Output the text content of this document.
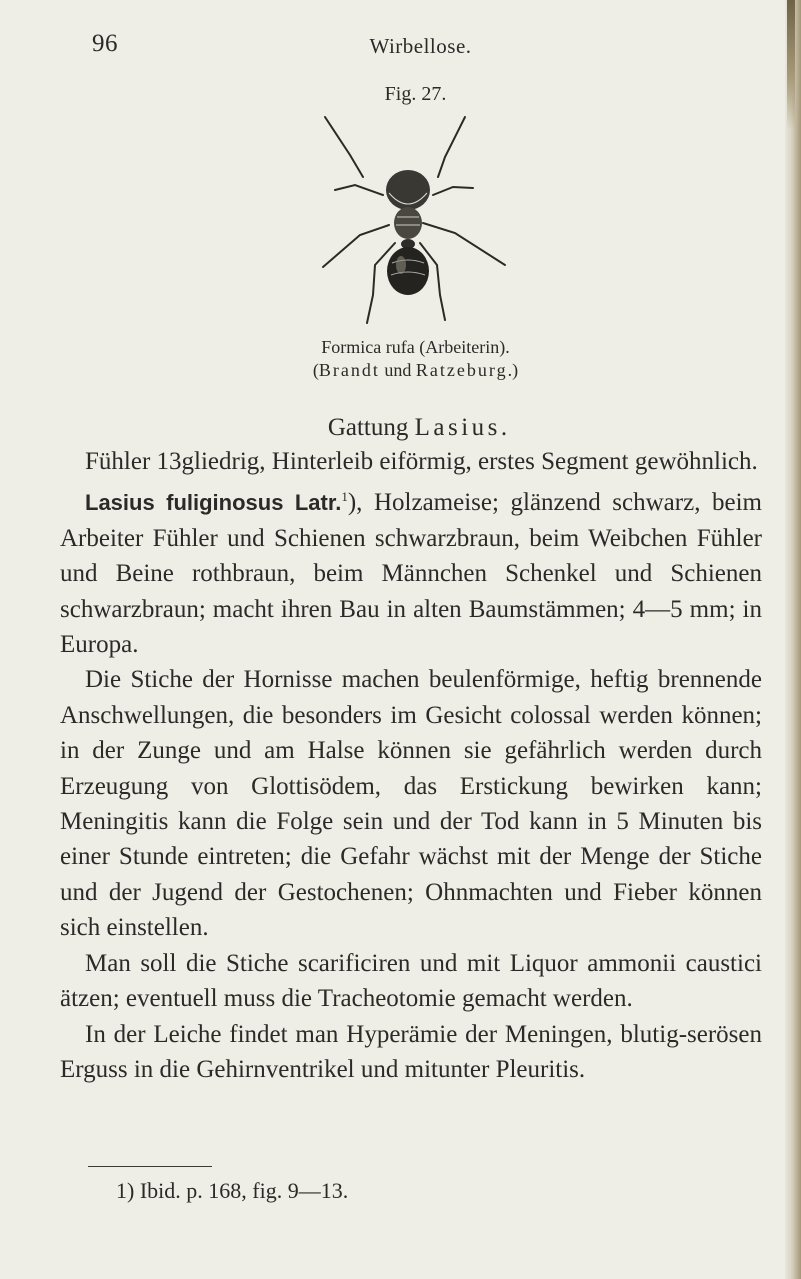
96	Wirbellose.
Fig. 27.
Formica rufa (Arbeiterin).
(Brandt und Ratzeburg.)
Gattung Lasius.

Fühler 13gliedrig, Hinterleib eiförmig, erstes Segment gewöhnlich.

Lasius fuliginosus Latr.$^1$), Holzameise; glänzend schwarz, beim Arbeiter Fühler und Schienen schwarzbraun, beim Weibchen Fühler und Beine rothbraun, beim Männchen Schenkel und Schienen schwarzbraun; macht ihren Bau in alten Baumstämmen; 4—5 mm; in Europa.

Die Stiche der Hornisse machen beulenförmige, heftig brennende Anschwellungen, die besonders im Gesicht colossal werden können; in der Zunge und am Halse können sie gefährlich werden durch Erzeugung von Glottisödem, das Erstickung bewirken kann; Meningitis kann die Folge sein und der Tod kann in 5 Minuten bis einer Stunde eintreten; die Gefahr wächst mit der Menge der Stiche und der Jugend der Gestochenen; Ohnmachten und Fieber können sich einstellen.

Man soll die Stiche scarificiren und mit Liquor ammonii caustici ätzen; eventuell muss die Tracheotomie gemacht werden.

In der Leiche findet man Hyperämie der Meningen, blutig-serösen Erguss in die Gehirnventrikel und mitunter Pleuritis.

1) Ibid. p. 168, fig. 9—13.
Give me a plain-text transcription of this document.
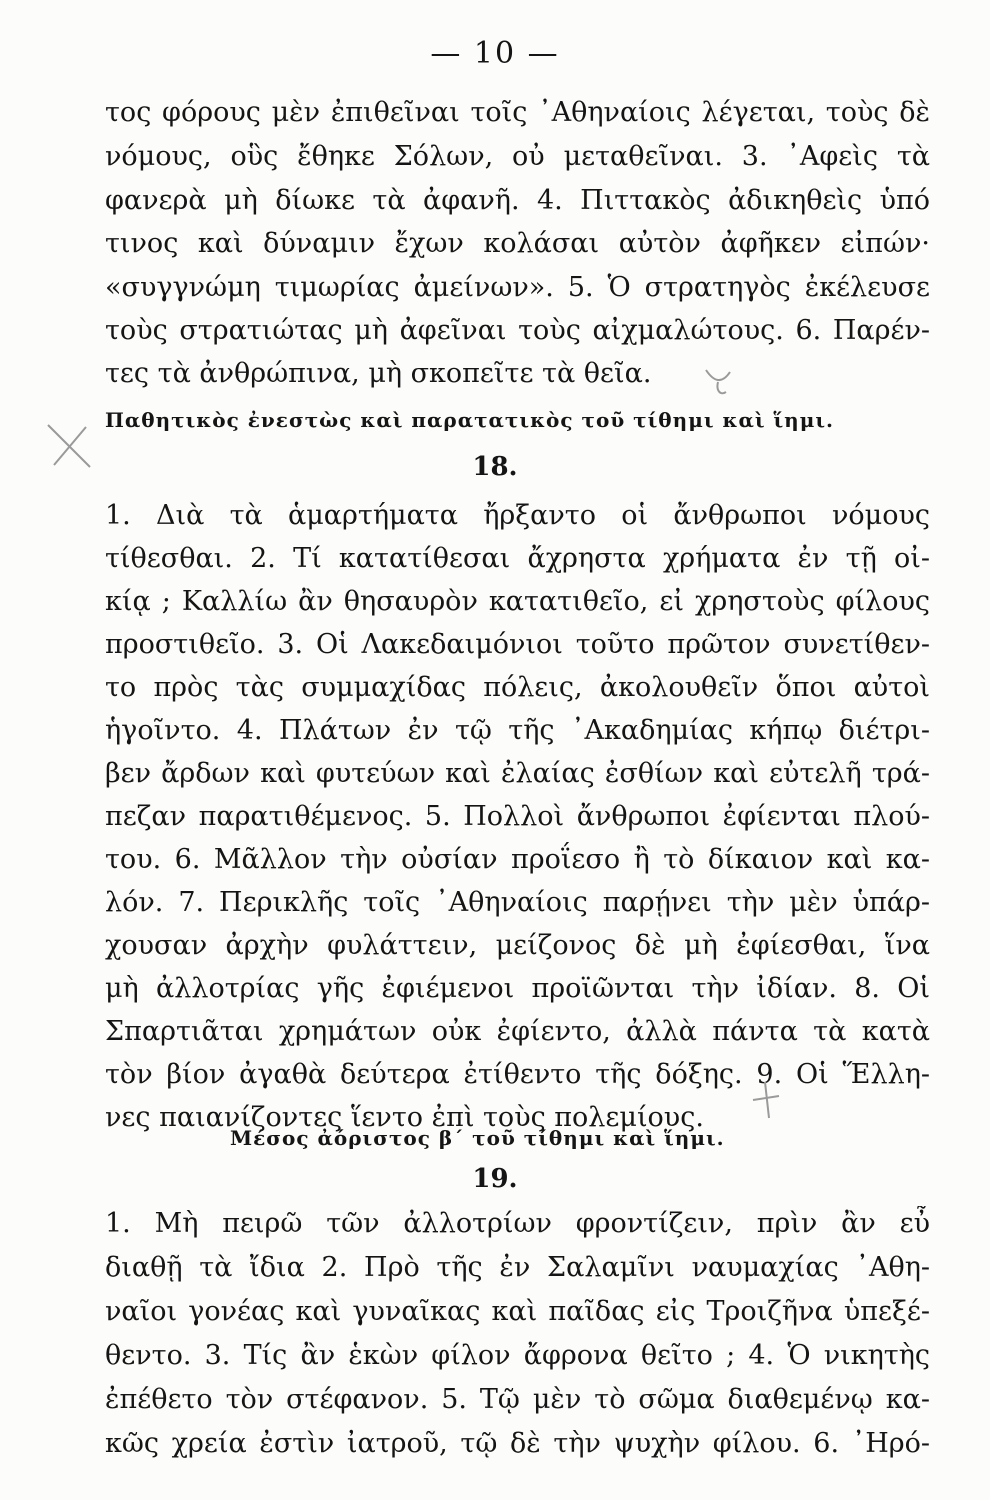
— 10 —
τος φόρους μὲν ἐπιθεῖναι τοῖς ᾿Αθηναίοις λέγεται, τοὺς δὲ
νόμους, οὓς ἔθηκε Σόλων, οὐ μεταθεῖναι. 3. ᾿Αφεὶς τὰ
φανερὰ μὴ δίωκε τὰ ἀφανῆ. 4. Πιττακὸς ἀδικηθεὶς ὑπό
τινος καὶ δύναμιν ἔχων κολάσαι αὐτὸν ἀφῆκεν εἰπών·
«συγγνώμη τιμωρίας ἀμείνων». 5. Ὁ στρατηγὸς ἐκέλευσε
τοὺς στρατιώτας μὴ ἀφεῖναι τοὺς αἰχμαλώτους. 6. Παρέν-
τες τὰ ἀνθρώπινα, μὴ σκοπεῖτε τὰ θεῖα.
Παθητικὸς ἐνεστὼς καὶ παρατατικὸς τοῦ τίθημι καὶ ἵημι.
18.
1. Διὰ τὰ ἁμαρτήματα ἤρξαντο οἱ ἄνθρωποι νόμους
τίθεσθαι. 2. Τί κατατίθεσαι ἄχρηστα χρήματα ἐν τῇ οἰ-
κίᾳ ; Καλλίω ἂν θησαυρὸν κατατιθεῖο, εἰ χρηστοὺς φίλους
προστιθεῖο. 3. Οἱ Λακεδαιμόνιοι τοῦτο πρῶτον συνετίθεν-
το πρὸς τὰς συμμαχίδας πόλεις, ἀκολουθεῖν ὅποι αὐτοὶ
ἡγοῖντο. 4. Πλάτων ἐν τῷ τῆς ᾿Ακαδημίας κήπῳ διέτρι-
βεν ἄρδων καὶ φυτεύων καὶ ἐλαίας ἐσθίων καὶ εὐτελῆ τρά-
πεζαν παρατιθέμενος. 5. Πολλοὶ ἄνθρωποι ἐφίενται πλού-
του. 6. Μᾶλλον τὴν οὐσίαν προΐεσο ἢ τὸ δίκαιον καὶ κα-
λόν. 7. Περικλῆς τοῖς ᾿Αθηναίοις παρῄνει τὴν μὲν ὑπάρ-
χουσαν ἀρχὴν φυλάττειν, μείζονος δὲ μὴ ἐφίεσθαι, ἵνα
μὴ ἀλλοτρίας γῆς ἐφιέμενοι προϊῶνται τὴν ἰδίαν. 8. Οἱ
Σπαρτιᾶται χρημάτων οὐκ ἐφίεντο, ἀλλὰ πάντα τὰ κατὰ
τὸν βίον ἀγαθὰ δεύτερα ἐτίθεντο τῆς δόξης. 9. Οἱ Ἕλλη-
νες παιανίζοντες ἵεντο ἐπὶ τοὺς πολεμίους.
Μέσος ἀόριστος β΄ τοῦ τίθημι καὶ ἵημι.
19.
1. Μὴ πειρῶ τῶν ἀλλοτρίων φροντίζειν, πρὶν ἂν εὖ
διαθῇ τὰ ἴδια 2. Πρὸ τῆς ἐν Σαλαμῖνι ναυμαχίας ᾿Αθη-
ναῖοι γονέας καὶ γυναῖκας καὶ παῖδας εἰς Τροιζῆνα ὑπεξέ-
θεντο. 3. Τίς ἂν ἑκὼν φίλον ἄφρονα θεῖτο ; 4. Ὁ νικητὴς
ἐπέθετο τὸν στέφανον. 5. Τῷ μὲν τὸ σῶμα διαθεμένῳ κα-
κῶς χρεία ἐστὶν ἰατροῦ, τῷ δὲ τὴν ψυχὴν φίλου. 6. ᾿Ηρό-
· · · · · · ·
#### [GIVEN PROBLEM]
Give the number of lines in the listing above that hold the string "text", with nothing else.

#### [TASK OUTPUT]
2